__The task__: Locate all lines in the data below that hold "JSON" and show them.

(Stored items from a collection)
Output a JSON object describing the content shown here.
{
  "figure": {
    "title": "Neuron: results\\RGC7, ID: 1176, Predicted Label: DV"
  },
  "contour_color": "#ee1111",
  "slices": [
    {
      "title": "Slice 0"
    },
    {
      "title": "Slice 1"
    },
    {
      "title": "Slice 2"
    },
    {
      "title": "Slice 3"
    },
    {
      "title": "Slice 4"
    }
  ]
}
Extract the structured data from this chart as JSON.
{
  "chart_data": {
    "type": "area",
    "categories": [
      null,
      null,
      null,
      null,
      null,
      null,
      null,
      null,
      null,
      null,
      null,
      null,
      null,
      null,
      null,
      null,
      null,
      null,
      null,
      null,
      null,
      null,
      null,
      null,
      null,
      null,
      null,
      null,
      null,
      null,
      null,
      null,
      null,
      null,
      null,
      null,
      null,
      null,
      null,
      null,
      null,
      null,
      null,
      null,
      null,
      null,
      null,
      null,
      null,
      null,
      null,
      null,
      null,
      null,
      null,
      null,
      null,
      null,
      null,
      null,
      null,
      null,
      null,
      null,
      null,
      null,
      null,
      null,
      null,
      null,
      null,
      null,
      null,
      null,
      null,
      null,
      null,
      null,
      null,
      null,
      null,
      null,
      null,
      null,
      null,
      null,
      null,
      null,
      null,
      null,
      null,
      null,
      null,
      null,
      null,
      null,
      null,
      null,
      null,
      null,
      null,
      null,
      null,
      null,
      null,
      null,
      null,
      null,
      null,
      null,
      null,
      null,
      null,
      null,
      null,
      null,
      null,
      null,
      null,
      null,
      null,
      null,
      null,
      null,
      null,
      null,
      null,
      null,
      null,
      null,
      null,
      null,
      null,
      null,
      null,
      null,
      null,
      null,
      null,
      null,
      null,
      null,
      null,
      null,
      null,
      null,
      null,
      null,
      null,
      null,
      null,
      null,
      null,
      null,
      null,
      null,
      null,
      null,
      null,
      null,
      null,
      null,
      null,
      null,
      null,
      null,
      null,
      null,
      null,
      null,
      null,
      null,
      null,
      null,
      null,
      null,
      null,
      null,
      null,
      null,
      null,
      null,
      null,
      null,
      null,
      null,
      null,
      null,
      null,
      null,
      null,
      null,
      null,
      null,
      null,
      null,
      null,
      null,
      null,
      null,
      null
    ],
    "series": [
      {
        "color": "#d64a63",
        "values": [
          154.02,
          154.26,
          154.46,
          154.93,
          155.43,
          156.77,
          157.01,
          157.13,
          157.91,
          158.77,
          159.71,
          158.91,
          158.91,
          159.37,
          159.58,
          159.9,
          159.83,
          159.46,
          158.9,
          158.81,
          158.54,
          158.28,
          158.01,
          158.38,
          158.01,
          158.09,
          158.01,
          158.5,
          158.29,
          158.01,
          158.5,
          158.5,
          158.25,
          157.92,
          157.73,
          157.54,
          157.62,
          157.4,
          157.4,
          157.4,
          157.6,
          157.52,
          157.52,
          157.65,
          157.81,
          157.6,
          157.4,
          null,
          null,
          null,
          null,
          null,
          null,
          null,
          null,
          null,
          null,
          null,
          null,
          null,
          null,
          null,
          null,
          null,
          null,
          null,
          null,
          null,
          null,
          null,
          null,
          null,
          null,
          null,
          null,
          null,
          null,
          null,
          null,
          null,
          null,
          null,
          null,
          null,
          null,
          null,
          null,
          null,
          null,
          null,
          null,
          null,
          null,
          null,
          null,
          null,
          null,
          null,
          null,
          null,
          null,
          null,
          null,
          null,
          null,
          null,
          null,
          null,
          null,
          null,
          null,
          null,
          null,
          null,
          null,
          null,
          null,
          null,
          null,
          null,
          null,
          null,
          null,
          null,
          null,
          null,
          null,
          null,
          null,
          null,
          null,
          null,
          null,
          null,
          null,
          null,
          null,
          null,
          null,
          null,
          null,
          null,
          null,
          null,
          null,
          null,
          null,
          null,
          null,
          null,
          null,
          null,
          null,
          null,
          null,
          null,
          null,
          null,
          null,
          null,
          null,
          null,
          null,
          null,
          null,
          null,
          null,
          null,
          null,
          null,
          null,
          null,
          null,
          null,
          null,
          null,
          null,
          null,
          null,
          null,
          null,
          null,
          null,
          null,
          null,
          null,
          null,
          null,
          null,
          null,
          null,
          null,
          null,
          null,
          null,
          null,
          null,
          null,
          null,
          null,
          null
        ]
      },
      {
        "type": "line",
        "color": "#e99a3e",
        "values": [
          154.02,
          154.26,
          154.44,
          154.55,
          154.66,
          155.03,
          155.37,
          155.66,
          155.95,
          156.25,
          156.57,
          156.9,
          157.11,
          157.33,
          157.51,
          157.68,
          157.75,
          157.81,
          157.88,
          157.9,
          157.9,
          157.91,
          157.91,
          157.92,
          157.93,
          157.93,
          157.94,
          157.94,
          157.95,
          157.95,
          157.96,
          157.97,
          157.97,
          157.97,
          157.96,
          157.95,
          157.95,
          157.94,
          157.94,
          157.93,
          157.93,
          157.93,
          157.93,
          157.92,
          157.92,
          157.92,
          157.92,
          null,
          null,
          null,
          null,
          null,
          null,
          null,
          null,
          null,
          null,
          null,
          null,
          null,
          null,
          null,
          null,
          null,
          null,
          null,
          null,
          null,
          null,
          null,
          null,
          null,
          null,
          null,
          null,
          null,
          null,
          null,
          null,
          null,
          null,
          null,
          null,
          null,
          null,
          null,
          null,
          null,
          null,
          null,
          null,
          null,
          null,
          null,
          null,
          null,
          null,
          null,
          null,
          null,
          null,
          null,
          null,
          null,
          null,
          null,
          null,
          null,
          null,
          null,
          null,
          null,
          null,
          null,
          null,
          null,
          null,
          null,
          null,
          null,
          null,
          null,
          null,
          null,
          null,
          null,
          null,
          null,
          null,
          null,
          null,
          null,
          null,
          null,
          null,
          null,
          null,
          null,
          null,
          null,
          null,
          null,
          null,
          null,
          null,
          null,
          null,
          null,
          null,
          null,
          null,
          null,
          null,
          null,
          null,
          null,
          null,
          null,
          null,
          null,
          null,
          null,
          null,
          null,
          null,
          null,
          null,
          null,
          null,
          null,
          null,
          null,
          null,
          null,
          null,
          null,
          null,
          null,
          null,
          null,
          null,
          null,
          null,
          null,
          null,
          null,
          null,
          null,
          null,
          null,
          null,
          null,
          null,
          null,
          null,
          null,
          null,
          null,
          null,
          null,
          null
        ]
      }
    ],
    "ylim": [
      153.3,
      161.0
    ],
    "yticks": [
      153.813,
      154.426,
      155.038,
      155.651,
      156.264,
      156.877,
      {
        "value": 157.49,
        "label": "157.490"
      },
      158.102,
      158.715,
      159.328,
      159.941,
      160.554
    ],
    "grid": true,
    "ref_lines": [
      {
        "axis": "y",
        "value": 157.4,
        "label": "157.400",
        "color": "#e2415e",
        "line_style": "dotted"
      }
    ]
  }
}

__Solved problem__:
Output a JSON object describing the content shown here.
Extract the structured data from this chart as JSON.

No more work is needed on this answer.